WHAT YOU SHOULD DO
Please format the data from the start through the line containing "svg-text:O: O (994, 64, 1003, 76)" as a Markdown table with the columns "No." and "Line", numbering each row in order and leaving out blank lines.

Data items
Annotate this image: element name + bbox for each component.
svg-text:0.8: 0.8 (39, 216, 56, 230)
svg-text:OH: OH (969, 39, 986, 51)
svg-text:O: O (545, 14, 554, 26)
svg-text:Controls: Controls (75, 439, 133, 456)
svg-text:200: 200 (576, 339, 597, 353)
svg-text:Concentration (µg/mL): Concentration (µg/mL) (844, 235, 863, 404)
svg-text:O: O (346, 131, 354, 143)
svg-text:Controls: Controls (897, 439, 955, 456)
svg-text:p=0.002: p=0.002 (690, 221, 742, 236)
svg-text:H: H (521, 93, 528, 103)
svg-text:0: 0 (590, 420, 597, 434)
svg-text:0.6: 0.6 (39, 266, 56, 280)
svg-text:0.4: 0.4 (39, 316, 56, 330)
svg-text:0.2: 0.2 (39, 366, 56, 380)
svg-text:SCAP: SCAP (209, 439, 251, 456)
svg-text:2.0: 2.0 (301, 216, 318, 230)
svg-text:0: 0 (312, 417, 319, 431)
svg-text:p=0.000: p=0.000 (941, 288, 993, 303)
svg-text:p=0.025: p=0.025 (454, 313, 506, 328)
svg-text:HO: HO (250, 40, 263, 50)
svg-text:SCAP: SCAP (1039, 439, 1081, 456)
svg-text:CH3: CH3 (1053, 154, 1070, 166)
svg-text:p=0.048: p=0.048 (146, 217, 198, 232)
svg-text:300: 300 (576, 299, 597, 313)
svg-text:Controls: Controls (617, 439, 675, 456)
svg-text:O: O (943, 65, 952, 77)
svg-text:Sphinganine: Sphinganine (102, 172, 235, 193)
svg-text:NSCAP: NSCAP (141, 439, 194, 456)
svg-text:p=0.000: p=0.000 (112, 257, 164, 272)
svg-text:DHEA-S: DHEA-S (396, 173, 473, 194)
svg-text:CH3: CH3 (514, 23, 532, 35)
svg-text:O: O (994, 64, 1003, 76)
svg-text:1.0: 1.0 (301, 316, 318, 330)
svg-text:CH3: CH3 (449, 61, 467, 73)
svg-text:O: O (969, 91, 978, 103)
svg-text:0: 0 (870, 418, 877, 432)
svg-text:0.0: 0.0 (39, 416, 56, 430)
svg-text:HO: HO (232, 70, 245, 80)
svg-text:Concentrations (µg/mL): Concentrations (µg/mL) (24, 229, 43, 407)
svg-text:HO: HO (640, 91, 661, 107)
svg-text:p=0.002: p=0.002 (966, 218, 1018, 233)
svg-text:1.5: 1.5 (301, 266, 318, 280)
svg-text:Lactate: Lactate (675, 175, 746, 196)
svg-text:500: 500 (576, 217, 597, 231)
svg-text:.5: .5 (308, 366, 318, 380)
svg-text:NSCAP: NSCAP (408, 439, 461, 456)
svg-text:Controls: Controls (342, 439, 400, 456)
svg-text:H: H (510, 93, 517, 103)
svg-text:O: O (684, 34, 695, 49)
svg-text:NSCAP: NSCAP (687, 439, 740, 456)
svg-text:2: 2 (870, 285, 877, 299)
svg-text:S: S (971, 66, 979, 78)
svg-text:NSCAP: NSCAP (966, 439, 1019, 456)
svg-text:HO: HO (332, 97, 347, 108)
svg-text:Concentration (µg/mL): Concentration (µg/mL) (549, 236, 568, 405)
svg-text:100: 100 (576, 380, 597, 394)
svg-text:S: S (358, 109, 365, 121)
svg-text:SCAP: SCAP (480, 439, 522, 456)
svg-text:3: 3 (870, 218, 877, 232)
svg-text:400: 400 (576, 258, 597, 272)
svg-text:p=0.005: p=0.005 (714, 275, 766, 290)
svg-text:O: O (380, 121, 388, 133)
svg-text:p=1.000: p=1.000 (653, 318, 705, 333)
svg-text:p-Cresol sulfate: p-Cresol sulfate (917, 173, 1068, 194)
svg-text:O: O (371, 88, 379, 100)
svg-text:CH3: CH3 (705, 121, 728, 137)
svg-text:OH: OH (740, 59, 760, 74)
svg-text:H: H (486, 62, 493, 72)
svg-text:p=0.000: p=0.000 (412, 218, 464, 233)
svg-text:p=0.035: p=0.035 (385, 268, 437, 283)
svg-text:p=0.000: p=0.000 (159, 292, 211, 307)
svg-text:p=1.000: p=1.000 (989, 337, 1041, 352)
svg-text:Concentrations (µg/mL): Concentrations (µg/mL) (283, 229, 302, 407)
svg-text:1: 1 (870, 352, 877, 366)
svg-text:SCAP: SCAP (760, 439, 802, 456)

SOLUTION
| No. | Line |
|---|---|
| 1 | Annotate this image: element name + bbox for each component. |
| 2 | svg-text:0.8: 0.8 (39, 216, 56, 230) |
| 3 | svg-text:OH: OH (969, 39, 986, 51) |
| 4 | svg-text:O: O (545, 14, 554, 26) |
| 5 | svg-text:Controls: Controls (75, 439, 133, 456) |
| 6 | svg-text:200: 200 (576, 339, 597, 353) |
| 7 | svg-text:Concentration (µg/mL): Concentration (µg/mL) (844, 235, 863, 404) |
| 8 | svg-text:O: O (346, 131, 354, 143) |
| 9 | svg-text:Controls: Controls (897, 439, 955, 456) |
| 10 | svg-text:p=0.002: p=0.002 (690, 221, 742, 236) |
| 11 | svg-text:H: H (521, 93, 528, 103) |
| 12 | svg-text:0: 0 (590, 420, 597, 434) |
| 13 | svg-text:0.6: 0.6 (39, 266, 56, 280) |
| 14 | svg-text:0.4: 0.4 (39, 316, 56, 330) |
| 15 | svg-text:0.2: 0.2 (39, 366, 56, 380) |
| 16 | svg-text:SCAP: SCAP (209, 439, 251, 456) |
| 17 | svg-text:2.0: 2.0 (301, 216, 318, 230) |
| 18 | svg-text:0: 0 (312, 417, 319, 431) |
| 19 | svg-text:p=0.000: p=0.000 (941, 288, 993, 303) |
| 20 | svg-text:p=0.025: p=0.025 (454, 313, 506, 328) |
| 21 | svg-text:HO: HO (250, 40, 263, 50) |
| 22 | svg-text:SCAP: SCAP (1039, 439, 1081, 456) |
| 23 | svg-text:CH3: CH3 (1053, 154, 1070, 166) |
| 24 | svg-text:p=0.048: p=0.048 (146, 217, 198, 232) |
| 25 | svg-text:300: 300 (576, 299, 597, 313) |
| 26 | svg-text:Controls: Controls (617, 439, 675, 456) |
| 27 | svg-text:O: O (943, 65, 952, 77) |
| 28 | svg-text:Sphinganine: Sphinganine (102, 172, 235, 193) |
| 29 | svg-text:NSCAP: NSCAP (141, 439, 194, 456) |
| 30 | svg-text:p=0.000: p=0.000 (112, 257, 164, 272) |
| 31 | svg-text:DHEA-S: DHEA-S (396, 173, 473, 194) |
| 32 | svg-text:CH3: CH3 (514, 23, 532, 35) |
| 33 | svg-text:O: O (994, 64, 1003, 76) |